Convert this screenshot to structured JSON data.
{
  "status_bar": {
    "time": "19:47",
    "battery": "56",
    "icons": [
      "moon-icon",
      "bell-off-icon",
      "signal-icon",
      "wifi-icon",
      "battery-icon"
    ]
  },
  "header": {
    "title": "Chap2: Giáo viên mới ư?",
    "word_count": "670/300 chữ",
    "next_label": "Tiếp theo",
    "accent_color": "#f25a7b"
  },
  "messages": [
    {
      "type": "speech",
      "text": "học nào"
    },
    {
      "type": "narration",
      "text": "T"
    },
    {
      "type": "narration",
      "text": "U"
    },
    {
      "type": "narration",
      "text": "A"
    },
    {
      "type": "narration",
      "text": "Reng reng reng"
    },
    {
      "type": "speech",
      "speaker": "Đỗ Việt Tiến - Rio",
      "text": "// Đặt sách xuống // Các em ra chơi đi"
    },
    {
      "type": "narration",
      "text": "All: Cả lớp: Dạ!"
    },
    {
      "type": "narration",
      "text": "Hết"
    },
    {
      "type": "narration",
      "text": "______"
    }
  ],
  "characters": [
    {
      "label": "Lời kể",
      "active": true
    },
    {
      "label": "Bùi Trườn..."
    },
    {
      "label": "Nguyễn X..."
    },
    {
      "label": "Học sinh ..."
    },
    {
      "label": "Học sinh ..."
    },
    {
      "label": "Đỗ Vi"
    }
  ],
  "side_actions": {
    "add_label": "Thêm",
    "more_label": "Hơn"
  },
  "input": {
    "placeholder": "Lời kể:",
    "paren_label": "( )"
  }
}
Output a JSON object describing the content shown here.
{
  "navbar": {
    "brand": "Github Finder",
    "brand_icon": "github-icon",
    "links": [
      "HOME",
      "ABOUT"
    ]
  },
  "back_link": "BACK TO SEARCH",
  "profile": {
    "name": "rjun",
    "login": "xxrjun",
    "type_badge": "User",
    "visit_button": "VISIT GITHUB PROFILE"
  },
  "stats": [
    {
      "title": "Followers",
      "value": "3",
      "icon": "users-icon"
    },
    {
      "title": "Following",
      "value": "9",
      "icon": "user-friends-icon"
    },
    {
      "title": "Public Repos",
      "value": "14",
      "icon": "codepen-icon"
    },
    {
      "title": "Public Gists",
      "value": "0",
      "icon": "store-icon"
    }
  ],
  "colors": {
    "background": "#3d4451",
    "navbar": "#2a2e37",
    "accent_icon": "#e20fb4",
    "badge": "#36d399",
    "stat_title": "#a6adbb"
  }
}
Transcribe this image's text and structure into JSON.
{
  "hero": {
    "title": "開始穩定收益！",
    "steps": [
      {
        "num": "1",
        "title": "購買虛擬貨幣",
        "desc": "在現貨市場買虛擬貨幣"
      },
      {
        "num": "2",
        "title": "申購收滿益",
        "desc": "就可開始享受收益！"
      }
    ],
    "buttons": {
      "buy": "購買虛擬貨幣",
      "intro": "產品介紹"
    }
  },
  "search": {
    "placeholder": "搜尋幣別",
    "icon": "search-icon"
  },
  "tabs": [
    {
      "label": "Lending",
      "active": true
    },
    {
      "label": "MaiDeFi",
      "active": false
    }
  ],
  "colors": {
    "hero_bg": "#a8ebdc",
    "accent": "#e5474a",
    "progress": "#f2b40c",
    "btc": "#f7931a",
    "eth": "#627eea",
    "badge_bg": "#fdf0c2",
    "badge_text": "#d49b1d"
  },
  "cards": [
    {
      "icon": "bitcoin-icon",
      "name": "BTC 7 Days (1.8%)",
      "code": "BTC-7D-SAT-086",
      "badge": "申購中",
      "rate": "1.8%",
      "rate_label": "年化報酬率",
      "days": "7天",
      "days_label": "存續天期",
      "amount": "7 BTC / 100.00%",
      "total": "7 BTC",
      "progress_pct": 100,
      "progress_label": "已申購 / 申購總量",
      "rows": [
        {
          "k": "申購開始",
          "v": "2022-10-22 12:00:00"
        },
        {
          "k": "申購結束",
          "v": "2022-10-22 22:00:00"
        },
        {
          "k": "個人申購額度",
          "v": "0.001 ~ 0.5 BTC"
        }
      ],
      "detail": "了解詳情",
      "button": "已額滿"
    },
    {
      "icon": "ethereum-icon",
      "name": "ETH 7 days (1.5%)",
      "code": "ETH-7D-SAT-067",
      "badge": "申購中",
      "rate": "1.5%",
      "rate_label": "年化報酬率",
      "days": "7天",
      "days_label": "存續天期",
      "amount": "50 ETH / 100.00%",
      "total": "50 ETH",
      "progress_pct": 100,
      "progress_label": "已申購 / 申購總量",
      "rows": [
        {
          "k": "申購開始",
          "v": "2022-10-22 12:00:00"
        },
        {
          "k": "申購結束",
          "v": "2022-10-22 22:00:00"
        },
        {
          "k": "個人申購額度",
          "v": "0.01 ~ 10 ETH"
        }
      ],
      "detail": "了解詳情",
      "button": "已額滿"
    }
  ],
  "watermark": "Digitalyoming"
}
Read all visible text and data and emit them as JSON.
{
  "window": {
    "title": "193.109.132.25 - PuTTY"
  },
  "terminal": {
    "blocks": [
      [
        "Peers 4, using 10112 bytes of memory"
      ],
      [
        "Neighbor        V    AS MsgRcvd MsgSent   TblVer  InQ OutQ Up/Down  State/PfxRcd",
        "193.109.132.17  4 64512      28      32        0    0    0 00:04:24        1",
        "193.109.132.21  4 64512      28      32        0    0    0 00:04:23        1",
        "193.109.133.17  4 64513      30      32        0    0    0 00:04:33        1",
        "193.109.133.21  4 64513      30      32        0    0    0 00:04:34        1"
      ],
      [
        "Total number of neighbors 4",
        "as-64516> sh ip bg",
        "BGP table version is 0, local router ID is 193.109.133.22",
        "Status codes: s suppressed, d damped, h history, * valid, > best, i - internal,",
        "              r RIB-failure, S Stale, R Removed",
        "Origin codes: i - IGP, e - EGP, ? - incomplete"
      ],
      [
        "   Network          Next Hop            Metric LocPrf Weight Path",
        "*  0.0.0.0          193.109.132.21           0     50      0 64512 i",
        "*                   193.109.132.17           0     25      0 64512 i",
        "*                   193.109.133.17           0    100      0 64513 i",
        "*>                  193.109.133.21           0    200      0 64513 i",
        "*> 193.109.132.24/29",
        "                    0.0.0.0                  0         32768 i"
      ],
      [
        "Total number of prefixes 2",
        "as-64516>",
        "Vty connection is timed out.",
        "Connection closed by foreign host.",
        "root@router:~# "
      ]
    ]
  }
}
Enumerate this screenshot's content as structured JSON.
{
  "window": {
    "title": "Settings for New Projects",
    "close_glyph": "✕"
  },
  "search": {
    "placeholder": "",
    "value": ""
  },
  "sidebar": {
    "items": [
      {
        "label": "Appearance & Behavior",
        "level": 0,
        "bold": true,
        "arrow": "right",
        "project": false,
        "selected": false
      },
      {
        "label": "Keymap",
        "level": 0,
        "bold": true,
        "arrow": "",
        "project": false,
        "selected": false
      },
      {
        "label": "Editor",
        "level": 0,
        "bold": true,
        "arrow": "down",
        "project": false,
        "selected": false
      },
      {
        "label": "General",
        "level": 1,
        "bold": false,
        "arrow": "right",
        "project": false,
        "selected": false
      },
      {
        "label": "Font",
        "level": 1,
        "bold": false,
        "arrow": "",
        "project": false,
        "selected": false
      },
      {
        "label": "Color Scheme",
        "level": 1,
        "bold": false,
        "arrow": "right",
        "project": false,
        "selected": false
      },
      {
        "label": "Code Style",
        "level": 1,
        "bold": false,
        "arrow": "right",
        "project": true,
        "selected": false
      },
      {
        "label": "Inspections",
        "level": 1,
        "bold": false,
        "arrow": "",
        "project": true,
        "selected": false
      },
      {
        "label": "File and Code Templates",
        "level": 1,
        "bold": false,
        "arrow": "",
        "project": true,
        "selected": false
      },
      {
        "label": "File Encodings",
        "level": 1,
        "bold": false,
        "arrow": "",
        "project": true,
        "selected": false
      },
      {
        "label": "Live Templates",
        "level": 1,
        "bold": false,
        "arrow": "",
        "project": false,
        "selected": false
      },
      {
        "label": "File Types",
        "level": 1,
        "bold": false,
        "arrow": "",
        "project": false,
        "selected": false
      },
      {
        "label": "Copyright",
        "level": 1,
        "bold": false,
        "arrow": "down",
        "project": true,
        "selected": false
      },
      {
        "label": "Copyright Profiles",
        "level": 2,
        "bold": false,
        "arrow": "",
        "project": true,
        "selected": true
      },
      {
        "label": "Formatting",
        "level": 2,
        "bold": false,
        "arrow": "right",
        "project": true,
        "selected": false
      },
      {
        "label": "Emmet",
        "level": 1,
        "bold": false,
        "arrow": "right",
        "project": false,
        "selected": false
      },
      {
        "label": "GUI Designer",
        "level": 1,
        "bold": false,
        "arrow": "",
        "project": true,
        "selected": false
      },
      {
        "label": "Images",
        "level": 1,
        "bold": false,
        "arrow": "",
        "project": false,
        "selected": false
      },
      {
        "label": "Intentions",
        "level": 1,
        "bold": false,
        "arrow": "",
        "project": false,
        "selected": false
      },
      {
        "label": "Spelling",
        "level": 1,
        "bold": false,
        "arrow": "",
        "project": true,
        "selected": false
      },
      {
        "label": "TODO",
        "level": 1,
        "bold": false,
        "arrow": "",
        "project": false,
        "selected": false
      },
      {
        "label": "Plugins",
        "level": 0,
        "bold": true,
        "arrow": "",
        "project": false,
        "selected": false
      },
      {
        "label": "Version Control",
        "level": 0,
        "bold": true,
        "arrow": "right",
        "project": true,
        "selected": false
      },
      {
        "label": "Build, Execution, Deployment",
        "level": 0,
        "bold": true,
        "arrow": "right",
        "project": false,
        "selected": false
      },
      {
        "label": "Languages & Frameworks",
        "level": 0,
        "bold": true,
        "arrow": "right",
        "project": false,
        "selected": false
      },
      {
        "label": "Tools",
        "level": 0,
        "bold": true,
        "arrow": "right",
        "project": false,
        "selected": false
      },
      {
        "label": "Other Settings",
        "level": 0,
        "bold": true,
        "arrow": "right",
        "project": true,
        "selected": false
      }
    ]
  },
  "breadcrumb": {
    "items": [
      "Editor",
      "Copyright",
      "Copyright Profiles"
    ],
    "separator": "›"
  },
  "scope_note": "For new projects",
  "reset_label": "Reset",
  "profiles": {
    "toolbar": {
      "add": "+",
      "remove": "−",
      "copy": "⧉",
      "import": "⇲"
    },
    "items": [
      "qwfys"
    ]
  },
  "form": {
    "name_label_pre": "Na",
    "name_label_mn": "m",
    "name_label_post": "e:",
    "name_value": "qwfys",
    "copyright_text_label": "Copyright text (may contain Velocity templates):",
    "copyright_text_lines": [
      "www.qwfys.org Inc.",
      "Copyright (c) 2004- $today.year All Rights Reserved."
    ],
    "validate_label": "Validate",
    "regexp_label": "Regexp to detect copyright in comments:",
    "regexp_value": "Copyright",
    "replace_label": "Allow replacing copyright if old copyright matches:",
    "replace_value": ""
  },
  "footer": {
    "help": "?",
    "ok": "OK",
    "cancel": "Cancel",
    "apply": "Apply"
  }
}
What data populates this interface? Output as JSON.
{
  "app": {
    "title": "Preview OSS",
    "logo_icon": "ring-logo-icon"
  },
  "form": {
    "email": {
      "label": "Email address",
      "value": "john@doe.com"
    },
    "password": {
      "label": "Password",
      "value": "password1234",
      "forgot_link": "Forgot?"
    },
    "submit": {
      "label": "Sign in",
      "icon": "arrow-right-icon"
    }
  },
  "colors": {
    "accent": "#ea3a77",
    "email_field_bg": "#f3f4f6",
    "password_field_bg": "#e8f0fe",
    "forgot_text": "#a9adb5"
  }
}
= = = = = = =
> [The task]:
Repeat only the stretch of lines starting at the one containing "What data populates" and running to the final line of the entries above.

> [Result]:
What data populates this interface? Output as JSON.
{
  "app": {
    "title": "Preview OSS",
    "logo_icon": "ring-logo-icon"
  },
  "form": {
    "email": {
      "label": "Email address",
      "value": "john@doe.com"
    },
    "password": {
      "label": "Password",
      "value": "password1234",
      "forgot_link": "Forgot?"
    },
    "submit": {
      "label": "Sign in",
      "icon": "arrow-right-icon"
    }
  },
  "colors": {
    "accent": "#ea3a77",
    "email_field_bg": "#f3f4f6",
    "password_field_bg": "#e8f0fe",
    "forgot_text": "#a9adb5"
  }
}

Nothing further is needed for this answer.